--- INFORMATION SHOWN ---
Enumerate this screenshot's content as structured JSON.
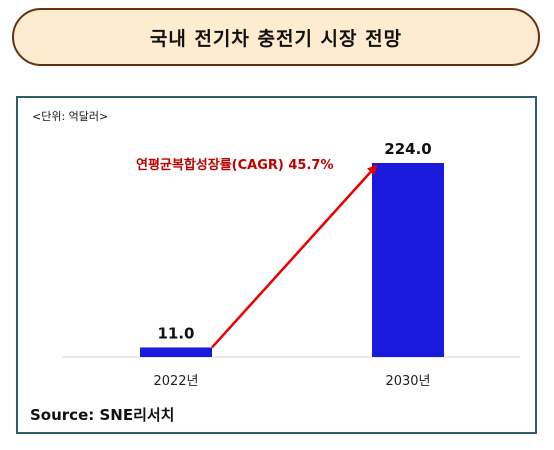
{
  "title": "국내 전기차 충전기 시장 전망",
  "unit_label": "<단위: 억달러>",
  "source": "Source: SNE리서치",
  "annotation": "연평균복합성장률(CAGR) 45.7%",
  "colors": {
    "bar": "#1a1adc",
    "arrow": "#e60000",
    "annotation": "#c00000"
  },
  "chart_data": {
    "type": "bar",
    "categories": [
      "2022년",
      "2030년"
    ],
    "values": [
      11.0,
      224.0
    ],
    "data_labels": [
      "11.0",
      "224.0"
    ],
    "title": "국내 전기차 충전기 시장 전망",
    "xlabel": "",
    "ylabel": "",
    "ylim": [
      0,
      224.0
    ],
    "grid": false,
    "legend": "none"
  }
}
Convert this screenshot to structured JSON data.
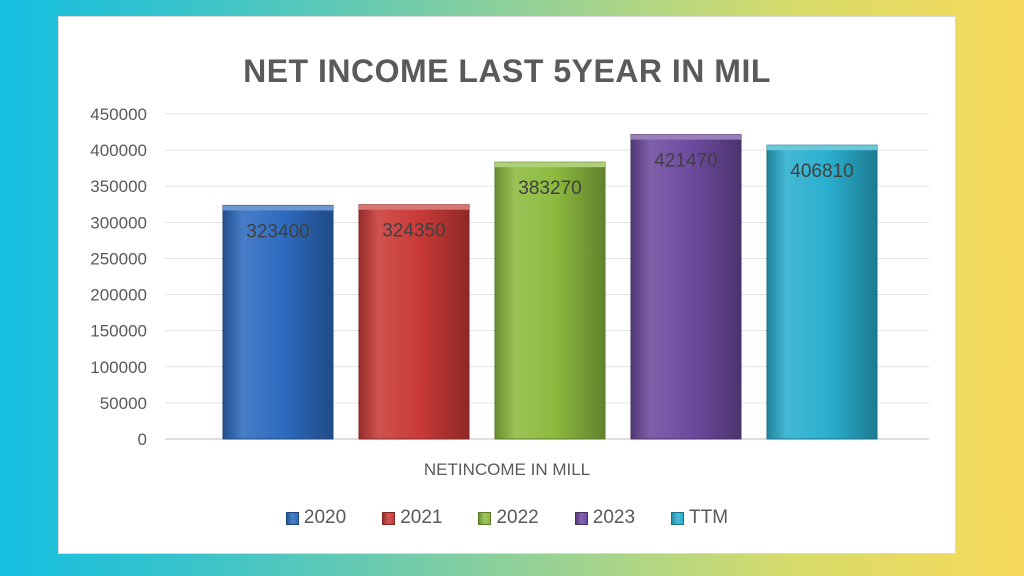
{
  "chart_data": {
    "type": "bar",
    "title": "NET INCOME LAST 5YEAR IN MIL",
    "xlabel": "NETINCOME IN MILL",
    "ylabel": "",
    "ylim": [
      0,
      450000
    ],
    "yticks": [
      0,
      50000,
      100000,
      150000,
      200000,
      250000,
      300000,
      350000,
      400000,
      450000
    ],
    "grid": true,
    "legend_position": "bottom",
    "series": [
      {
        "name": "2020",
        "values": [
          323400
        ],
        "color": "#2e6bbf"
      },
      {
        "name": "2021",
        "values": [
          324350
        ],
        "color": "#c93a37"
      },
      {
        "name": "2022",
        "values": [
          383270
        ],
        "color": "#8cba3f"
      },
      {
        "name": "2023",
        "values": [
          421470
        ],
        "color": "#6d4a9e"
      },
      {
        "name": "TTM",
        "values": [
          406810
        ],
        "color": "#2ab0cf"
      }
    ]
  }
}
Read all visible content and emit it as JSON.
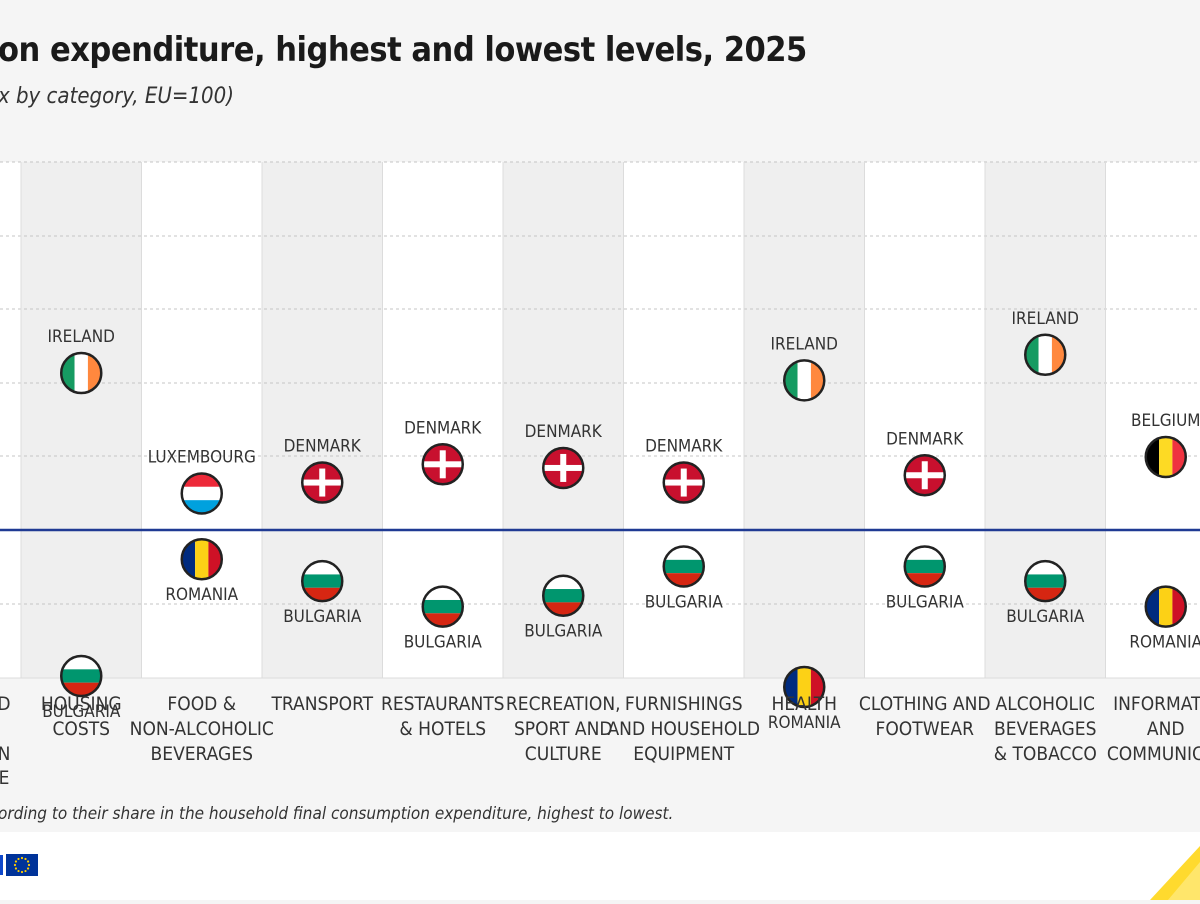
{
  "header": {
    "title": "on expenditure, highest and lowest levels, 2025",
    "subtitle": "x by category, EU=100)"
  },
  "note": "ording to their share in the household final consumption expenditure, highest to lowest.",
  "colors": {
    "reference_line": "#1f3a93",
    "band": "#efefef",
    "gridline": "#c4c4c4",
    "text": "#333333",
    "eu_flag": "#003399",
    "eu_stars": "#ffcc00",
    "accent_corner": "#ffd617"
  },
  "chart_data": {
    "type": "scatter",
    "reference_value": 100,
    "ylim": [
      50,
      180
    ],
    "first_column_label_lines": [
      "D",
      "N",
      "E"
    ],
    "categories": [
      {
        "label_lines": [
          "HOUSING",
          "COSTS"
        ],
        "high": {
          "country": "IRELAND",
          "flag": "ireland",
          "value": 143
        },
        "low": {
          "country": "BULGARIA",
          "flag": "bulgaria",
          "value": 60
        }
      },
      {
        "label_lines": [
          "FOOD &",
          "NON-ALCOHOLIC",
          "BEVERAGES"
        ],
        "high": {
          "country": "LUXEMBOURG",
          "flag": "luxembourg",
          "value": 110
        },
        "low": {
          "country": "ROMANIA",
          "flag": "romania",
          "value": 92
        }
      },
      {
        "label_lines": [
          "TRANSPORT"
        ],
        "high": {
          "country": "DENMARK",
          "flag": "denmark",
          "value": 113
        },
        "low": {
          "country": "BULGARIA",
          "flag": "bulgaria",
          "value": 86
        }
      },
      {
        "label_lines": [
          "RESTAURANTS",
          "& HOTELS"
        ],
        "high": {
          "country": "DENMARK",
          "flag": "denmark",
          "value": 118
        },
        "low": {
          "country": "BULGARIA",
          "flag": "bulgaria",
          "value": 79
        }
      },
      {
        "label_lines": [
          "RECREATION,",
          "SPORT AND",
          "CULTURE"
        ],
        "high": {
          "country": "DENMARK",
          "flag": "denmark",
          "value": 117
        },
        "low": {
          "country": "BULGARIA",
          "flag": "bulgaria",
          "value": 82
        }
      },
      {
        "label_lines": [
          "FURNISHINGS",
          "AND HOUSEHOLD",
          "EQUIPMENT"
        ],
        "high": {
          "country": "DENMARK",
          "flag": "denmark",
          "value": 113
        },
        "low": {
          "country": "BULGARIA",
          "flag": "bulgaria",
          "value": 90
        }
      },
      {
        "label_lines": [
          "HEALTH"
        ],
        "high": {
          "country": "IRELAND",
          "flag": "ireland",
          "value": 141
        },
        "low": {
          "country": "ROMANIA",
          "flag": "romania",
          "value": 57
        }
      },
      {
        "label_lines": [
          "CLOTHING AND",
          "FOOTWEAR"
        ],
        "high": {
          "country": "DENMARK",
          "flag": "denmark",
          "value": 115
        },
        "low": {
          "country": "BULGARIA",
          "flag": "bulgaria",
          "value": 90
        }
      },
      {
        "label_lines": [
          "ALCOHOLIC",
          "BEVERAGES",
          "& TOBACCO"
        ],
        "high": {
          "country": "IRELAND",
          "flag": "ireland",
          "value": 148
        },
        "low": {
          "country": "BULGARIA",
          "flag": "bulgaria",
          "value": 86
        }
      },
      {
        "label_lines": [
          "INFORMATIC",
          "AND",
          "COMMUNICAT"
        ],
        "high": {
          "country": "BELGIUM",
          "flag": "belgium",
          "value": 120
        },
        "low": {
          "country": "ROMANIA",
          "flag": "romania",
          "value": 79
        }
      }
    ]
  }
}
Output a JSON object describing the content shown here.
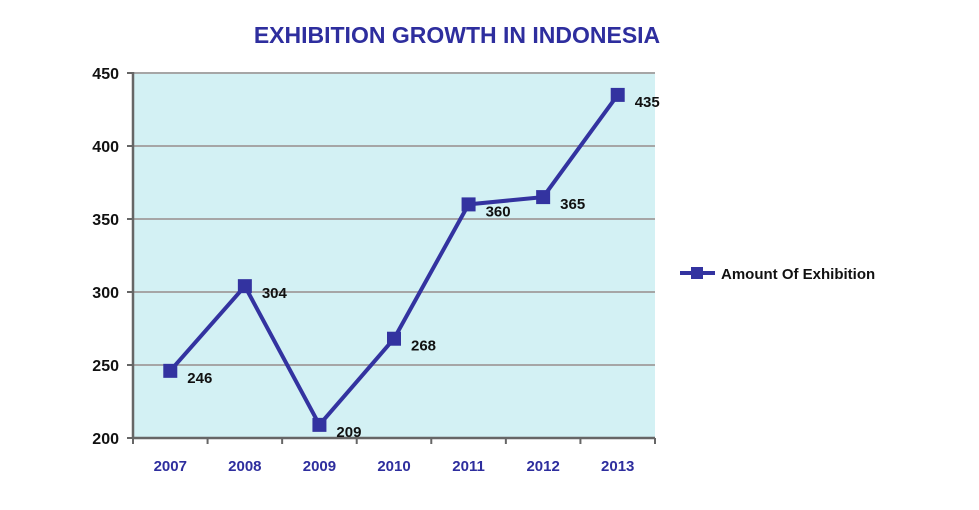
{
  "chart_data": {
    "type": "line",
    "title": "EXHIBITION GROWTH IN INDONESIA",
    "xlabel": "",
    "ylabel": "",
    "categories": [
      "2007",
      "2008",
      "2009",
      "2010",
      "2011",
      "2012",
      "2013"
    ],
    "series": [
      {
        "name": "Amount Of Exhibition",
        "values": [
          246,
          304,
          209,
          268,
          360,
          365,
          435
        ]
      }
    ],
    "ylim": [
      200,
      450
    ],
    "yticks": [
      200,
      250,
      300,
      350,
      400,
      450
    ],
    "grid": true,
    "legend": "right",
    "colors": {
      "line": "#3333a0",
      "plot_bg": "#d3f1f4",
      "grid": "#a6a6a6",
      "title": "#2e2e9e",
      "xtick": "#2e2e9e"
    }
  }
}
---
**TASK PROMPT**
Copy out every line of the listing that includes the string "screenshot".

**RESULT FOR THIS TASK**
Enumerate this screenshot's content as structured JSON.
Convert this screenshot to structured JSON data.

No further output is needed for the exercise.